*TASK REQUIREMENTS*: What is the number of lines containing the string "Workers"? Answer with the number only.

--- start INPUT DATA ---

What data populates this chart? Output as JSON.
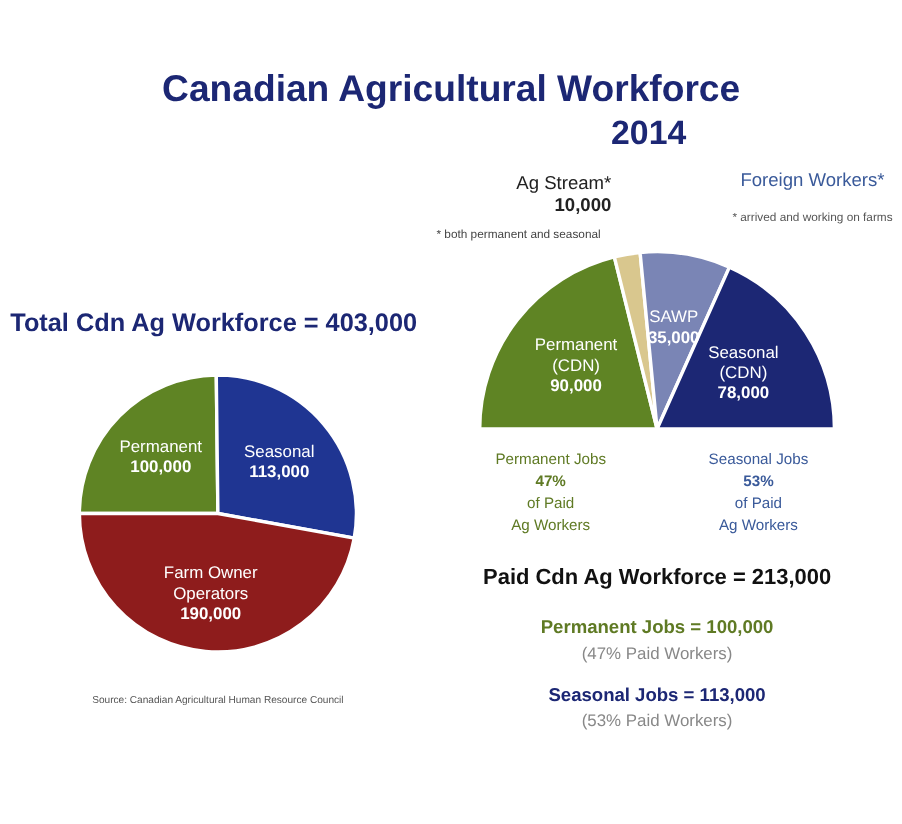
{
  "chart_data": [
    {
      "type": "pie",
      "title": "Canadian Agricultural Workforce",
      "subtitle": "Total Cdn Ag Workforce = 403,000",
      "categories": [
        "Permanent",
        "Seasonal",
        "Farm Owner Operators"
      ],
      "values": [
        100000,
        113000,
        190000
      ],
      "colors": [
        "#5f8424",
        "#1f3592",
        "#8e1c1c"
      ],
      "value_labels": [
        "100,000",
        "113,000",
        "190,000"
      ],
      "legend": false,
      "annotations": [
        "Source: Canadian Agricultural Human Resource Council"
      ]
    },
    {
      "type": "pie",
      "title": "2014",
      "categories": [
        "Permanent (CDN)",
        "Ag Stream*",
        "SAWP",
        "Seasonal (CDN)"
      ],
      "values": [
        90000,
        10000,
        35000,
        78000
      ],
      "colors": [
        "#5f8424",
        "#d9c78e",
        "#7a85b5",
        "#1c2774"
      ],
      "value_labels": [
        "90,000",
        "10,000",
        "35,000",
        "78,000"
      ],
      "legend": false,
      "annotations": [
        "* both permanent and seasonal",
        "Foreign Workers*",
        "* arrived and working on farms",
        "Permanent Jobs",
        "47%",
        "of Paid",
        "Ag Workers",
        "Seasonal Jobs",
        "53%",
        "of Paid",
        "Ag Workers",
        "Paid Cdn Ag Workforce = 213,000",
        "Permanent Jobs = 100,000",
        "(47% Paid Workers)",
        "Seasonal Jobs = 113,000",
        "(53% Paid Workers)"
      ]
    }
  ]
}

--- end INPUT DATA ---
--- start INPUT DATA ---

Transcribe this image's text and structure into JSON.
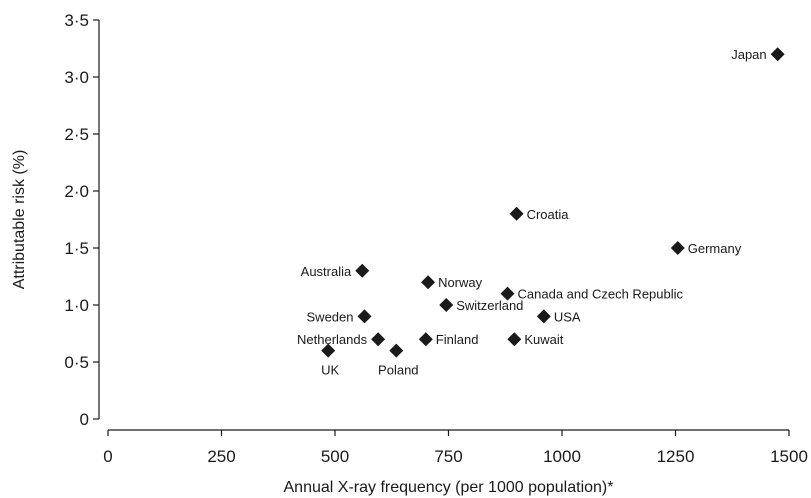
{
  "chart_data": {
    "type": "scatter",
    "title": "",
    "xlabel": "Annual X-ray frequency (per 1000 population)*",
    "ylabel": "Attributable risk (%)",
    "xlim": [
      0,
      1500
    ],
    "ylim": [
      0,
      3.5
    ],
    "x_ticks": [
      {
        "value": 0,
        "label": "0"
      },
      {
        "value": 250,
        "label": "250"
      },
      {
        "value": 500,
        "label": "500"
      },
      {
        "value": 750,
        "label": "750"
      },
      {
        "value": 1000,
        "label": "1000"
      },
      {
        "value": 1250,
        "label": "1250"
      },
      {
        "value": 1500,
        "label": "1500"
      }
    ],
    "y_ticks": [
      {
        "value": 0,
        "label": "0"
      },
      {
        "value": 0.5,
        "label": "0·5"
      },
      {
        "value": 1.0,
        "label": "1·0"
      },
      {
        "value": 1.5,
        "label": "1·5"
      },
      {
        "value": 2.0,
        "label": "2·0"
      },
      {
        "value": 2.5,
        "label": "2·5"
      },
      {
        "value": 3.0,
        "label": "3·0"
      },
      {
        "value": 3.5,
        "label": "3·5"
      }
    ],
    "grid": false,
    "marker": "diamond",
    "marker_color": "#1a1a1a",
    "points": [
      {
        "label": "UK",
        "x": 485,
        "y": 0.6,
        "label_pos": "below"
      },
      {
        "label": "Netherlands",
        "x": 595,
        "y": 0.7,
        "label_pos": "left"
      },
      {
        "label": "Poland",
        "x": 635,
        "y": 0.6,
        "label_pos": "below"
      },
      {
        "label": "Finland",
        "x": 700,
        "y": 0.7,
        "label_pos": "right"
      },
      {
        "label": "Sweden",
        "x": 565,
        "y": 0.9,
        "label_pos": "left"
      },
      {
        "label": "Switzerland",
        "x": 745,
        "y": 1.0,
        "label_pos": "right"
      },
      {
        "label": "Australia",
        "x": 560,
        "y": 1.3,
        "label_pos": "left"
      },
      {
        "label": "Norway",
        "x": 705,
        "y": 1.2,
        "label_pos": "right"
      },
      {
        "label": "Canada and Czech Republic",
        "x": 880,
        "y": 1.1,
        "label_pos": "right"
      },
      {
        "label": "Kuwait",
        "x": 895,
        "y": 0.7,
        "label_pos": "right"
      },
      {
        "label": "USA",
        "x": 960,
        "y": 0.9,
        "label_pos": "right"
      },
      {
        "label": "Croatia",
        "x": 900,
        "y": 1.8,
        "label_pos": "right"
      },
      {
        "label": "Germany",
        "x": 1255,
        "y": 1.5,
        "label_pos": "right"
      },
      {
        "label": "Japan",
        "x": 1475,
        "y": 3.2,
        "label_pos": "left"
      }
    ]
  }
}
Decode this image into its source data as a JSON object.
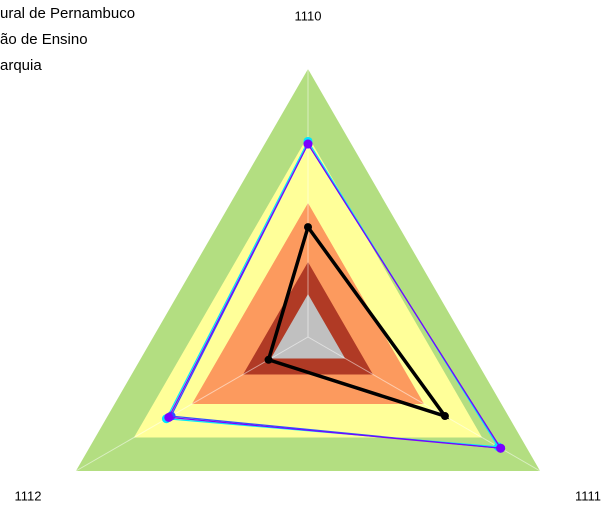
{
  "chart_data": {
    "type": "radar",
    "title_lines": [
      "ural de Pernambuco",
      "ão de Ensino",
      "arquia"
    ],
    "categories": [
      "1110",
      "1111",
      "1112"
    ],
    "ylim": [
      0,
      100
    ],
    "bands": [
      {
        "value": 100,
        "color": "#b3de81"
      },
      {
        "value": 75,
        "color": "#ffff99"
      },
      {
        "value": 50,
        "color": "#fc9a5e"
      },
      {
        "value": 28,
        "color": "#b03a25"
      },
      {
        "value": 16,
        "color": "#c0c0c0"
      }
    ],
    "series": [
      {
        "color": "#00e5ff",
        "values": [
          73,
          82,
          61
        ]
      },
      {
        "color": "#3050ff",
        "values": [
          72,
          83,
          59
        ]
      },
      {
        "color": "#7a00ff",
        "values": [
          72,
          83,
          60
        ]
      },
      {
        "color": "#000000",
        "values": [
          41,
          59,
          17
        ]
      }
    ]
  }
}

--- end INPUT DATA ---

*RESULT*: 5